Stated exercise: Omit the pictures, then reproduce every remaining record exactly.

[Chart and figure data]
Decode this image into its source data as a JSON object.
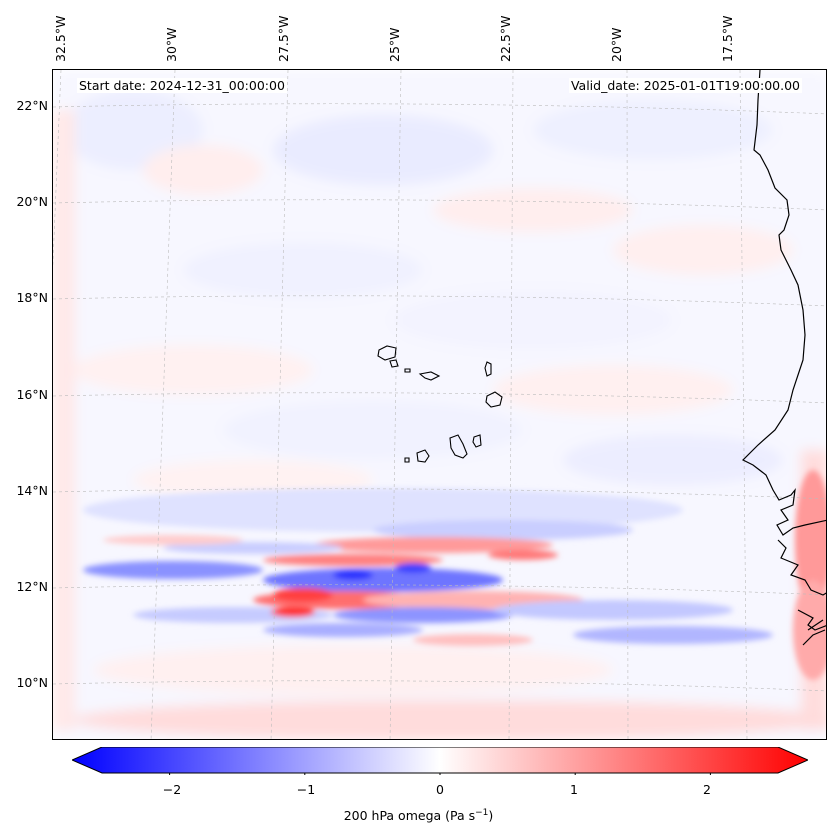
{
  "map": {
    "start_date": "Start date: 2024-12-31_00:00:00",
    "valid_date": "Valid_date: 2025-01-01T19:00:00.00",
    "region": "Eastern tropical North Atlantic / Cape Verde / West African coast",
    "field": "200 hPa omega"
  },
  "axes": {
    "lat_ticks": [
      "22°N",
      "20°N",
      "18°N",
      "16°N",
      "14°N",
      "12°N",
      "10°N"
    ],
    "lon_ticks": [
      "32.5°W",
      "30°W",
      "27.5°W",
      "25°W",
      "22.5°W",
      "20°W",
      "17.5°W"
    ]
  },
  "colorbar": {
    "ticks": [
      "−2",
      "−1",
      "0",
      "1",
      "2"
    ],
    "tick_values": [
      -2,
      -1,
      0,
      1,
      2
    ],
    "range": [
      -2.5,
      2.5
    ],
    "label_main": "200 hPa omega (Pa s",
    "label_sup": "−1",
    "label_end": ")",
    "color_negative": "#0000ff",
    "color_zero": "#ffffff",
    "color_positive": "#ff0000"
  },
  "colors": {
    "coastline": "#000000",
    "gridline": "#bbbbbb"
  }
}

Result of this task:
Decode this image into its source data as a JSON object.
{
  "map": {
    "start_date": "Start date: 2024-12-31_00:00:00",
    "valid_date": "Valid_date: 2025-01-01T19:00:00.00",
    "region": "Eastern tropical North Atlantic / Cape Verde / West African coast",
    "field": "200 hPa omega"
  },
  "axes": {
    "lat_ticks": [
      "22°N",
      "20°N",
      "18°N",
      "16°N",
      "14°N",
      "12°N",
      "10°N"
    ],
    "lon_ticks": [
      "32.5°W",
      "30°W",
      "27.5°W",
      "25°W",
      "22.5°W",
      "20°W",
      "17.5°W"
    ]
  },
  "colorbar": {
    "ticks": [
      "−2",
      "−1",
      "0",
      "1",
      "2"
    ],
    "tick_values": [
      -2,
      -1,
      0,
      1,
      2
    ],
    "range": [
      -2.5,
      2.5
    ],
    "label_main": "200 hPa omega (Pa s",
    "label_sup": "−1",
    "label_end": ")",
    "color_negative": "#0000ff",
    "color_zero": "#ffffff",
    "color_positive": "#ff0000"
  },
  "colors": {
    "coastline": "#000000",
    "gridline": "#bbbbbb"
  }
}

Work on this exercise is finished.